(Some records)
◇ ◇ ◇
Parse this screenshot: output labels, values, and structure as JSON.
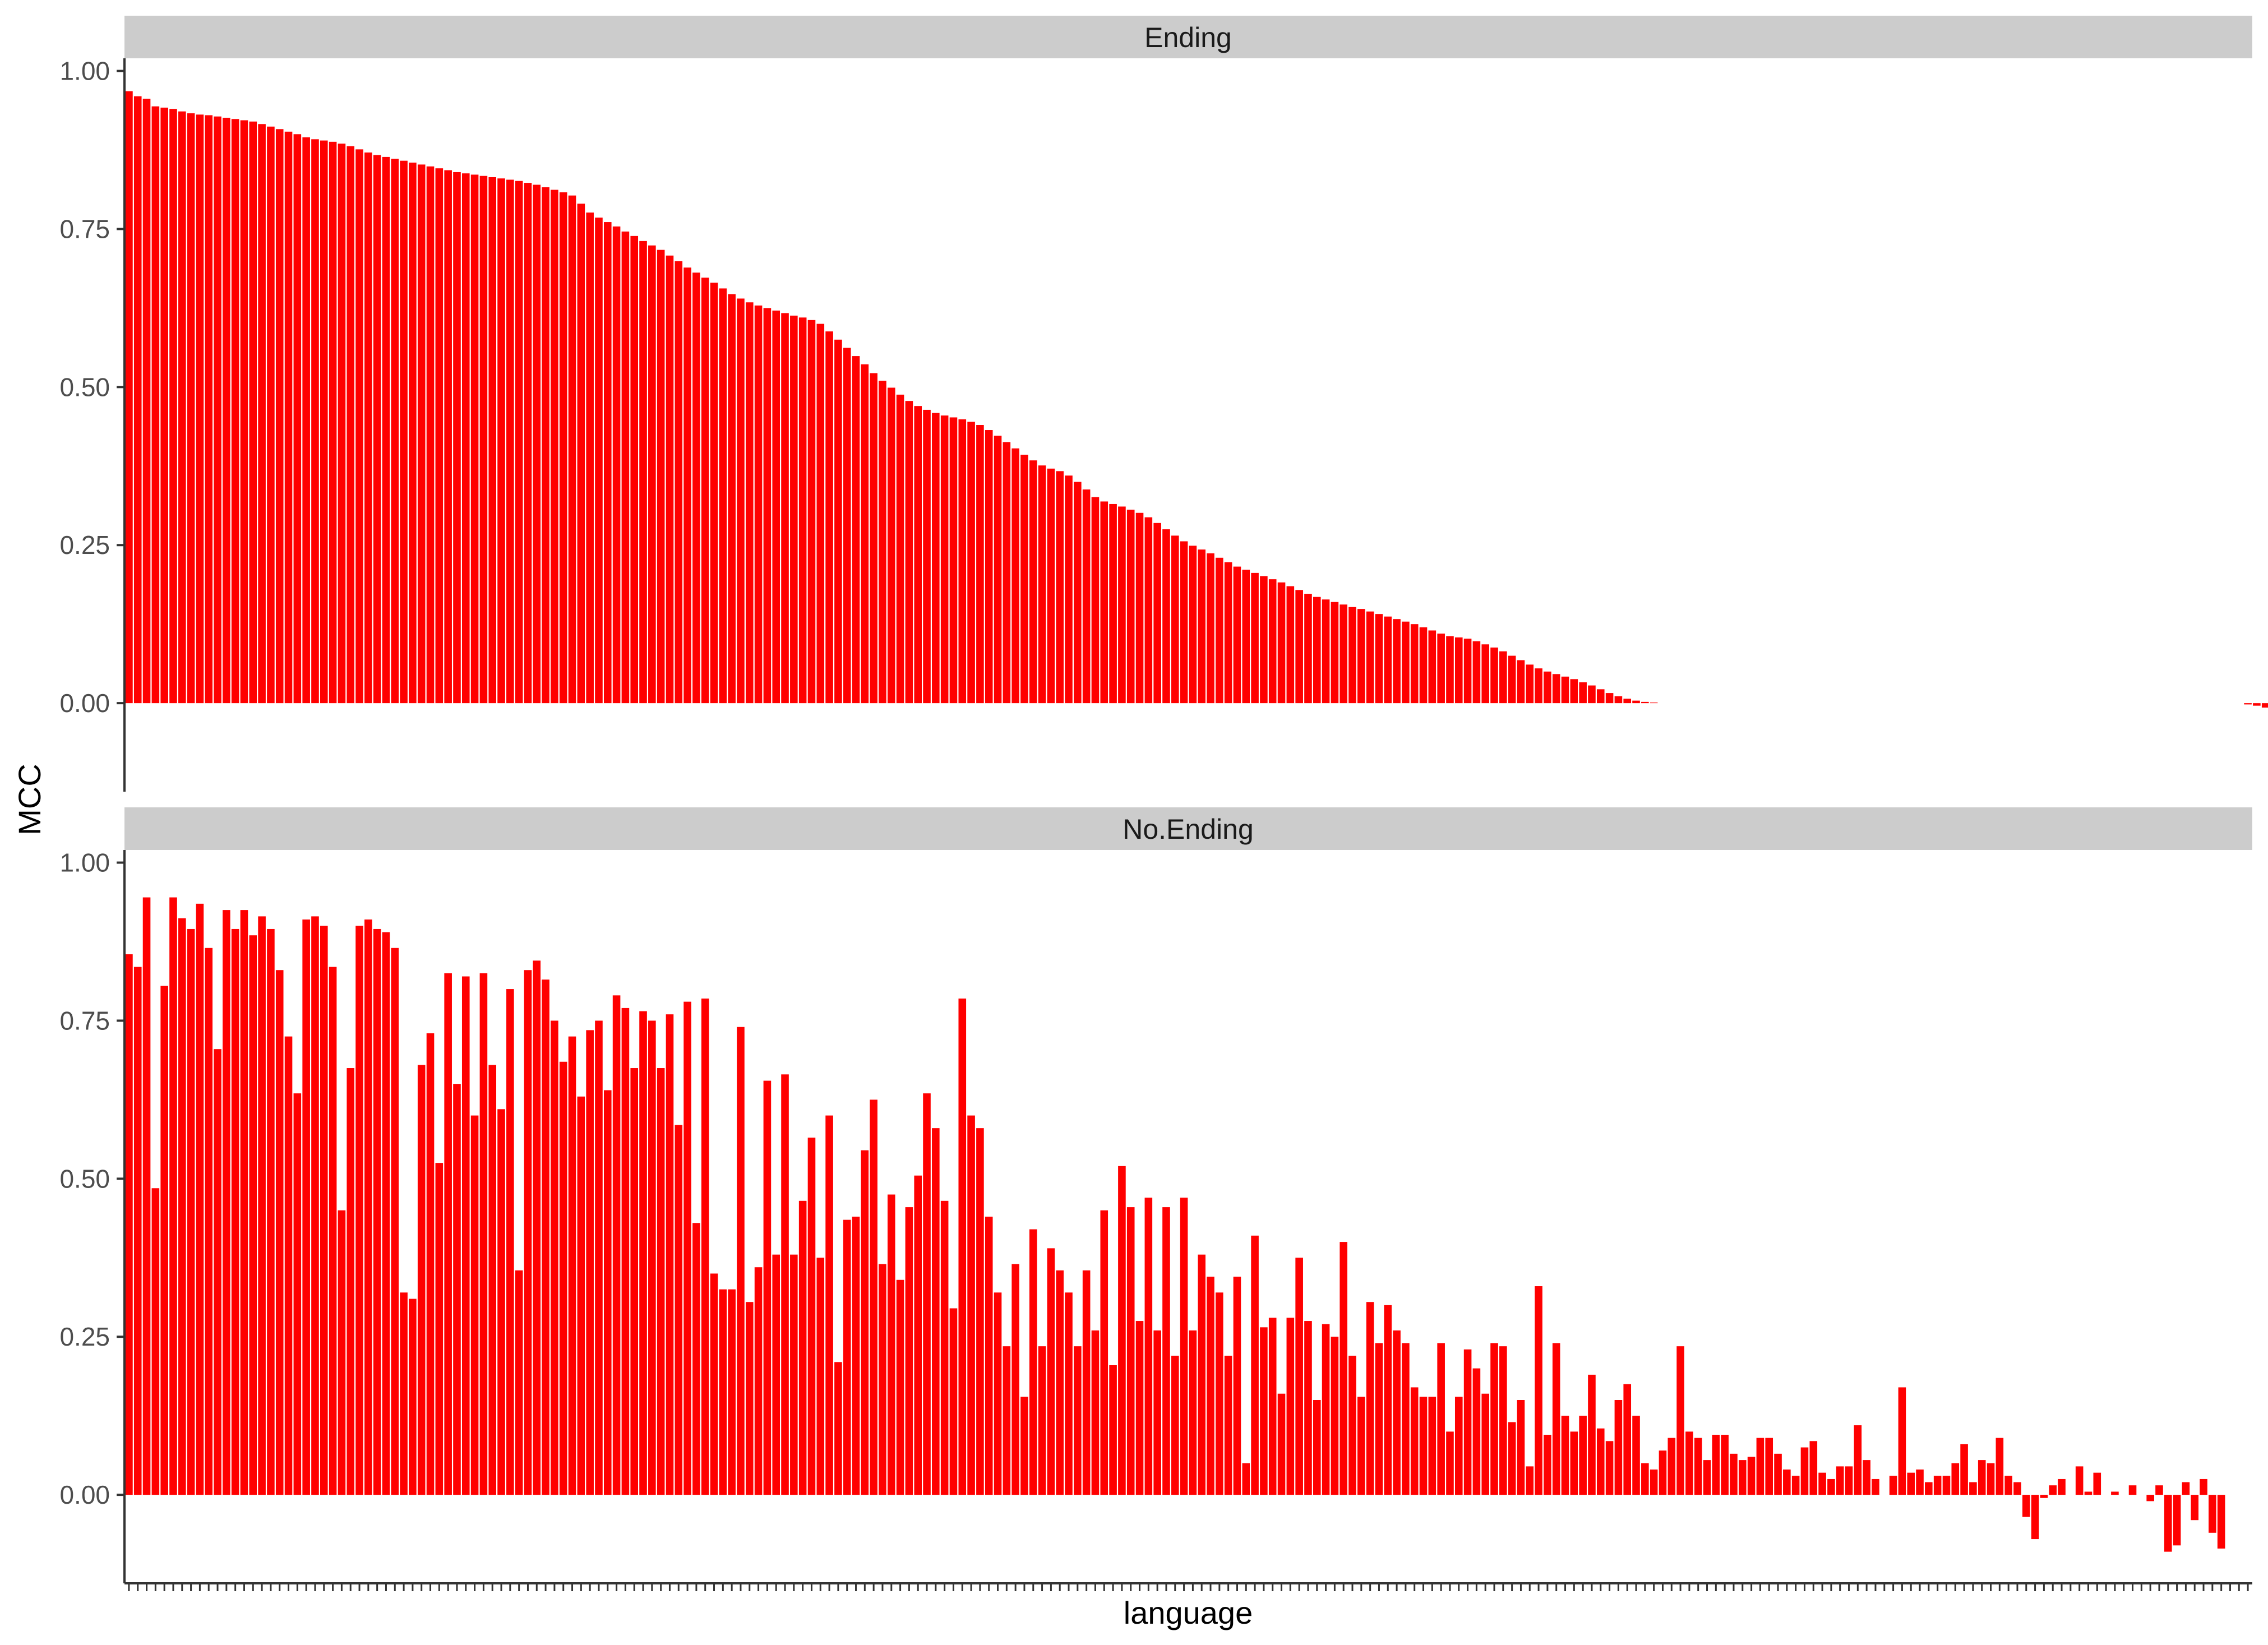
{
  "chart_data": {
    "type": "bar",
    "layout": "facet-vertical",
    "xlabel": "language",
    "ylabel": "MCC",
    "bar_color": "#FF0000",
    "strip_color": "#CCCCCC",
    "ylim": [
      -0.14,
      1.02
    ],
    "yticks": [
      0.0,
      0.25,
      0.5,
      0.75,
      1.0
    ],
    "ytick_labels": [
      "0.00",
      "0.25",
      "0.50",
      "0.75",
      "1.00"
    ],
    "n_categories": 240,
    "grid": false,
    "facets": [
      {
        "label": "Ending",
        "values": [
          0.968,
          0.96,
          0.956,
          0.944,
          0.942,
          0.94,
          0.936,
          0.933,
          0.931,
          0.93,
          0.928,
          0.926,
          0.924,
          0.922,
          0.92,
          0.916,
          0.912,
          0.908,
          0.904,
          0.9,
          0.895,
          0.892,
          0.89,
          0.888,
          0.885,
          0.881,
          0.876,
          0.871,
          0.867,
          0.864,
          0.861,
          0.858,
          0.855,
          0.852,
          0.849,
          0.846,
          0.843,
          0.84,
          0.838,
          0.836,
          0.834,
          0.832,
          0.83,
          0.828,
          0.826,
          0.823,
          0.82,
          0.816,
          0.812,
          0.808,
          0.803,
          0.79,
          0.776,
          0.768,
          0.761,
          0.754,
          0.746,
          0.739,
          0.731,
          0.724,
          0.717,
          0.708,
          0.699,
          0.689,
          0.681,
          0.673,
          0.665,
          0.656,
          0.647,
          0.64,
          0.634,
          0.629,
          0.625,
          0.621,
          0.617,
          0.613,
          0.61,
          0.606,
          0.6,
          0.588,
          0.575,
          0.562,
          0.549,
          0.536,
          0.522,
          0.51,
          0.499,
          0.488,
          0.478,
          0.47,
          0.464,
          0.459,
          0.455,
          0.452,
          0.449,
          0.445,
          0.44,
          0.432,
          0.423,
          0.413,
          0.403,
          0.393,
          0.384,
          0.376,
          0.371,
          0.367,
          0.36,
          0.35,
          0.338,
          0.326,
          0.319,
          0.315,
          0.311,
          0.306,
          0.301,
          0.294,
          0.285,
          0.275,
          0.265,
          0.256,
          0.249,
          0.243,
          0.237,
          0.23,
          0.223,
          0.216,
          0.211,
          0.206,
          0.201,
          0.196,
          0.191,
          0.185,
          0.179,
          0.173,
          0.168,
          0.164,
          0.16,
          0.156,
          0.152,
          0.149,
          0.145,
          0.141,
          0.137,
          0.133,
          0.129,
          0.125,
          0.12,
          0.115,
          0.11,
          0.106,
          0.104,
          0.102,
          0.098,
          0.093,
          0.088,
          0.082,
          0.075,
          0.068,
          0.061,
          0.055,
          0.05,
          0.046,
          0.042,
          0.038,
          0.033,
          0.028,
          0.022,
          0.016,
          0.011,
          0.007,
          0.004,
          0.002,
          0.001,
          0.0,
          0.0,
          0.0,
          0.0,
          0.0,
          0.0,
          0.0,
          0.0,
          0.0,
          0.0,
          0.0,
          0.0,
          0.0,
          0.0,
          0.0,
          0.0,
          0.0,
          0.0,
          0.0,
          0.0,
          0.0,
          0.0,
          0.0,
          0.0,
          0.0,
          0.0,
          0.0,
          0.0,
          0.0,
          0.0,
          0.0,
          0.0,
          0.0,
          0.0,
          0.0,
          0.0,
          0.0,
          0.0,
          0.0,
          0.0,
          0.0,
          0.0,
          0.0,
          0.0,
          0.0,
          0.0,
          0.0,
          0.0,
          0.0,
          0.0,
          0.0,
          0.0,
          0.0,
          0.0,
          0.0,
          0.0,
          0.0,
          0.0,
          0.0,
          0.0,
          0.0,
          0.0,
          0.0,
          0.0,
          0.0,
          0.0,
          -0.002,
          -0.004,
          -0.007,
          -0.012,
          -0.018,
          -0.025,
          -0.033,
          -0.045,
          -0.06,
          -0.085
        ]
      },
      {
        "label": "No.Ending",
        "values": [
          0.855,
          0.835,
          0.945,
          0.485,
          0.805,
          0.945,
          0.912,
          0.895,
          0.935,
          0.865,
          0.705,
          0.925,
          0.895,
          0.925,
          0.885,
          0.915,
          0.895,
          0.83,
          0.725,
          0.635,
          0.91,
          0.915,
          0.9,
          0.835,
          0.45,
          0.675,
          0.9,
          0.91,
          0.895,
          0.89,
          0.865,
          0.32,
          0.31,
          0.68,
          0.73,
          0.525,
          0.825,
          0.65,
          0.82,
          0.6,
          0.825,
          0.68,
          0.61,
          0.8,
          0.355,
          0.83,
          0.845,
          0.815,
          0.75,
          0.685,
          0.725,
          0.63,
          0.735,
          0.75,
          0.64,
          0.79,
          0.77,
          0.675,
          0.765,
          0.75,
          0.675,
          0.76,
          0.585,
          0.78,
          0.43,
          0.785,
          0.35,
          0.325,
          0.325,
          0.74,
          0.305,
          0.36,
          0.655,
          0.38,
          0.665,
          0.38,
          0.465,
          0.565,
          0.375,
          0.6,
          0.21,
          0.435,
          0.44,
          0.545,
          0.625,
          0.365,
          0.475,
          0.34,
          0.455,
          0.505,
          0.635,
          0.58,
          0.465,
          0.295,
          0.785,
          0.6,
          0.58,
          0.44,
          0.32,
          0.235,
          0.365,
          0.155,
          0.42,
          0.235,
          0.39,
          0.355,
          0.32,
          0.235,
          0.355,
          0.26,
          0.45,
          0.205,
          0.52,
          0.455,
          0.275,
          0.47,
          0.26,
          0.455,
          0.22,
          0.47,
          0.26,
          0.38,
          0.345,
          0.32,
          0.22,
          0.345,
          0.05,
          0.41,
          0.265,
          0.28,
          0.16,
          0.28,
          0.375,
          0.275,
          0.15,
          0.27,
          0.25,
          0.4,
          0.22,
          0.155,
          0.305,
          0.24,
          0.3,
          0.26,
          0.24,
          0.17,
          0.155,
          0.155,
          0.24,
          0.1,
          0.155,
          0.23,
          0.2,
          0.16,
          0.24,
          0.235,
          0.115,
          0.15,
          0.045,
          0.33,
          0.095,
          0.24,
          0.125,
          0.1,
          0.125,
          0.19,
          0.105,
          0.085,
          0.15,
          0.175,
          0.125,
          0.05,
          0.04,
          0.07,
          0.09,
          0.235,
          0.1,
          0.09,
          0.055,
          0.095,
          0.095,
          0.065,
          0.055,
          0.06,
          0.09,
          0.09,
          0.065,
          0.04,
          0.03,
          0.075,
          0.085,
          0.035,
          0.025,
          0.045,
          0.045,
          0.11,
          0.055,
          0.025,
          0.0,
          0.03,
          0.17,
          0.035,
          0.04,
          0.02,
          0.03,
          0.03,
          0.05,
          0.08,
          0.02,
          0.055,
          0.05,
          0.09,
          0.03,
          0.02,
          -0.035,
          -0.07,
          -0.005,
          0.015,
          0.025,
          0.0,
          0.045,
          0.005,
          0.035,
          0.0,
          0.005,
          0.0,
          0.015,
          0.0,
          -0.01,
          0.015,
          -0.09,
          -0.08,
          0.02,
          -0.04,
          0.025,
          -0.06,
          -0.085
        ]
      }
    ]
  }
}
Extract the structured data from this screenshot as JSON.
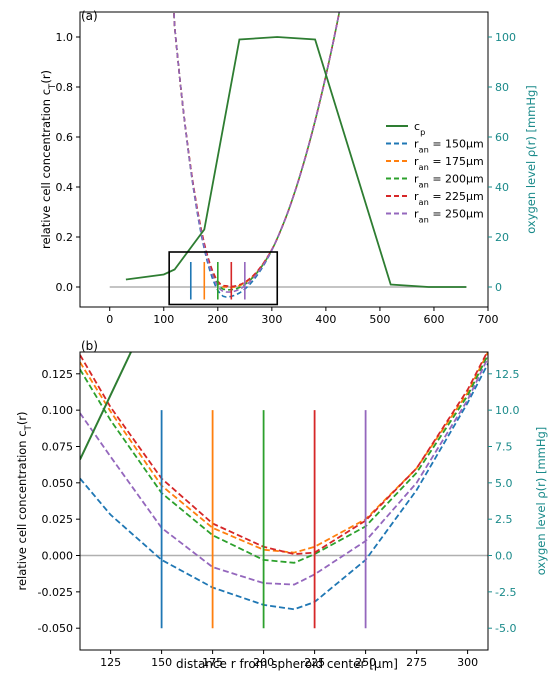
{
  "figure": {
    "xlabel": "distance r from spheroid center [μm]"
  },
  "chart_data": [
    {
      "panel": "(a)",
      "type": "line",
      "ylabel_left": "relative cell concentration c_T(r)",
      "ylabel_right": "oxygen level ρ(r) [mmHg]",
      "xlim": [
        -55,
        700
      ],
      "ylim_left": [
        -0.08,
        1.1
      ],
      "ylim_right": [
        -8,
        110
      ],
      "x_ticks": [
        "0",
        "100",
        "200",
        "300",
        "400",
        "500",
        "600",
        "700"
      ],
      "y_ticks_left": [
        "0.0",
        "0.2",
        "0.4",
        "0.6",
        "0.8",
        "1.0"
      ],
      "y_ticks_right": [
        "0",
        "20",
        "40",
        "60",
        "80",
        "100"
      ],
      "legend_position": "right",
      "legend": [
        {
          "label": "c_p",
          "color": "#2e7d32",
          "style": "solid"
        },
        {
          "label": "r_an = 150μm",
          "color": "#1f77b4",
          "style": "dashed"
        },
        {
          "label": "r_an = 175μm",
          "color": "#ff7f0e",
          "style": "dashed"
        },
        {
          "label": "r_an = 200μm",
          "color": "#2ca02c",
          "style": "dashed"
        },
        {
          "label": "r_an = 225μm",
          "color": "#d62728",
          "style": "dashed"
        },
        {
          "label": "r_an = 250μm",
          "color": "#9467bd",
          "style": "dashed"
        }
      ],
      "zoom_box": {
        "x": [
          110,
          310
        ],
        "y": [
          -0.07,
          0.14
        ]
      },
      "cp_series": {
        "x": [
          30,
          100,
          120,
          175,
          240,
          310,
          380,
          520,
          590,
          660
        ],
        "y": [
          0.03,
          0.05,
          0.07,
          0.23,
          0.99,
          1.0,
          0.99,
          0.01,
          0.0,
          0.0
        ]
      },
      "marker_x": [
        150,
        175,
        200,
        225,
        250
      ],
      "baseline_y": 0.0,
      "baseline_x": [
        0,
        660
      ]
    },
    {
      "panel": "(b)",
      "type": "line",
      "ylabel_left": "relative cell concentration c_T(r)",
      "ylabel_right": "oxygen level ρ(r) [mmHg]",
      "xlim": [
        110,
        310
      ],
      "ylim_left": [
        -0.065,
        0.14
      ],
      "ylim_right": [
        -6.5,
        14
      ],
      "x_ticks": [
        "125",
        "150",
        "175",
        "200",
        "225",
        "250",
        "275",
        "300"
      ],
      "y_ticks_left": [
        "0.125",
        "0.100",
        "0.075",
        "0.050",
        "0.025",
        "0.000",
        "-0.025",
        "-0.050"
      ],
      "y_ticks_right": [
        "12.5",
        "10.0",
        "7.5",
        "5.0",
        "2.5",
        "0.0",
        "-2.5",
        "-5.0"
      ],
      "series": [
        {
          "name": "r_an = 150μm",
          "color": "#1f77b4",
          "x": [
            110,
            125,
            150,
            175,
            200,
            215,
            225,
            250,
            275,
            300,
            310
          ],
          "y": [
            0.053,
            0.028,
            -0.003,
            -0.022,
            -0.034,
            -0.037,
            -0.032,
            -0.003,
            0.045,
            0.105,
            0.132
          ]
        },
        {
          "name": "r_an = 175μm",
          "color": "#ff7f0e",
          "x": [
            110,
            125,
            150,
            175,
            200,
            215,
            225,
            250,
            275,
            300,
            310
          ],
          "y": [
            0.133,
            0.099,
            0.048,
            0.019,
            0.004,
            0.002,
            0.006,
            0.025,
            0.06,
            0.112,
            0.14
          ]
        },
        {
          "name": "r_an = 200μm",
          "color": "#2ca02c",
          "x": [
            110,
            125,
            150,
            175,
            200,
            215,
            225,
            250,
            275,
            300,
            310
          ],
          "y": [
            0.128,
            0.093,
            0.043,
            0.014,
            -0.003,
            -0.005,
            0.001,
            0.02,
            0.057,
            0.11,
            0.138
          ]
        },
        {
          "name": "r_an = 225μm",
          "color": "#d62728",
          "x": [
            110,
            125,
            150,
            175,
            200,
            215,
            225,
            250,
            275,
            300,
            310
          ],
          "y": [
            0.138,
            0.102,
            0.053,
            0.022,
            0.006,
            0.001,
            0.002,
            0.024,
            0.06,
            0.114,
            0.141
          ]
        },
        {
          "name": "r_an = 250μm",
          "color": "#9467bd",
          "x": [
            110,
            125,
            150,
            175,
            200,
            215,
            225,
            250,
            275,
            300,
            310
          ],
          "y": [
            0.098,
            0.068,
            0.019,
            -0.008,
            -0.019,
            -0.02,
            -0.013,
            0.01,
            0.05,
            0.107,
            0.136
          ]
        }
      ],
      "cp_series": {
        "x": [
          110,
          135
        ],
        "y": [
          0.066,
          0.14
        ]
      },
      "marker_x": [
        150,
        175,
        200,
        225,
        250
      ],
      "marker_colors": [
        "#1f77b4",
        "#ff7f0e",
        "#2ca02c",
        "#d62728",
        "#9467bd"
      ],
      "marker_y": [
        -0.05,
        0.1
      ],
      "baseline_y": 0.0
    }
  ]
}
◇ ◇ ◇
Find the word "xlabel" in the material, then list each line that holds it.

    "xlabel": "language",
    "xlabel": "distance r from spheroid center [μm]"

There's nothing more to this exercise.